__Stored data__
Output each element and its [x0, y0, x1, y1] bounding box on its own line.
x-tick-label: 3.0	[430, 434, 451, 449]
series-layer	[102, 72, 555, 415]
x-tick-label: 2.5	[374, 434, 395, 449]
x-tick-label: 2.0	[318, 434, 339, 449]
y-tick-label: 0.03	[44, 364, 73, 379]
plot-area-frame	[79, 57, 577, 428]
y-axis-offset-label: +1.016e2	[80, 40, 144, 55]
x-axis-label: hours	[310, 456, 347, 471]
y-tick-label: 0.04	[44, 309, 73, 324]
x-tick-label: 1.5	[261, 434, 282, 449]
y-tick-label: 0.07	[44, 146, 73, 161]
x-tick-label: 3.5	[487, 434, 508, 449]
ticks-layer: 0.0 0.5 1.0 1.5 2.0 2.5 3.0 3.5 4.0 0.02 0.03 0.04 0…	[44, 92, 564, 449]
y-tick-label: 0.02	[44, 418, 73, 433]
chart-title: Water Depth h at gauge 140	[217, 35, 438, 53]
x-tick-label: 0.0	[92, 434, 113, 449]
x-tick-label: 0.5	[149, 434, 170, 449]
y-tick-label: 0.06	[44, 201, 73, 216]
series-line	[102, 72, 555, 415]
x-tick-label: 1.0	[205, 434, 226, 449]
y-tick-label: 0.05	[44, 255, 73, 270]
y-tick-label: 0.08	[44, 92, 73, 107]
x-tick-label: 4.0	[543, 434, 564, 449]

__WHAT IS BEING ASKED__
Rewrite the data above, changing every "y-tick-label" to "y-axis-tick" and leaving everything else untouched.

__CORRECT RESPONSE__
Output each element and its [x0, y0, x1, y1] bounding box on its own line.
x-tick-label: 3.0	[430, 434, 451, 449]
series-layer	[102, 72, 555, 415]
x-tick-label: 2.5	[374, 434, 395, 449]
x-tick-label: 2.0	[318, 434, 339, 449]
y-axis-tick: 0.03	[44, 364, 73, 379]
plot-area-frame	[79, 57, 577, 428]
y-axis-offset-label: +1.016e2	[80, 40, 144, 55]
x-axis-label: hours	[310, 456, 347, 471]
y-axis-tick: 0.04	[44, 309, 73, 324]
x-tick-label: 1.5	[261, 434, 282, 449]
y-axis-tick: 0.07	[44, 146, 73, 161]
x-tick-label: 3.5	[487, 434, 508, 449]
ticks-layer: 0.0 0.5 1.0 1.5 2.0 2.5 3.0 3.5 4.0 0.02 0.03 0.04 0…	[44, 92, 564, 449]
y-axis-tick: 0.02	[44, 418, 73, 433]
chart-title: Water Depth h at gauge 140	[217, 35, 438, 53]
x-tick-label: 0.0	[92, 434, 113, 449]
x-tick-label: 0.5	[149, 434, 170, 449]
y-axis-tick: 0.06	[44, 201, 73, 216]
series-line	[102, 72, 555, 415]
x-tick-label: 1.0	[205, 434, 226, 449]
y-axis-tick: 0.05	[44, 255, 73, 270]
y-axis-tick: 0.08	[44, 92, 73, 107]
x-tick-label: 4.0	[543, 434, 564, 449]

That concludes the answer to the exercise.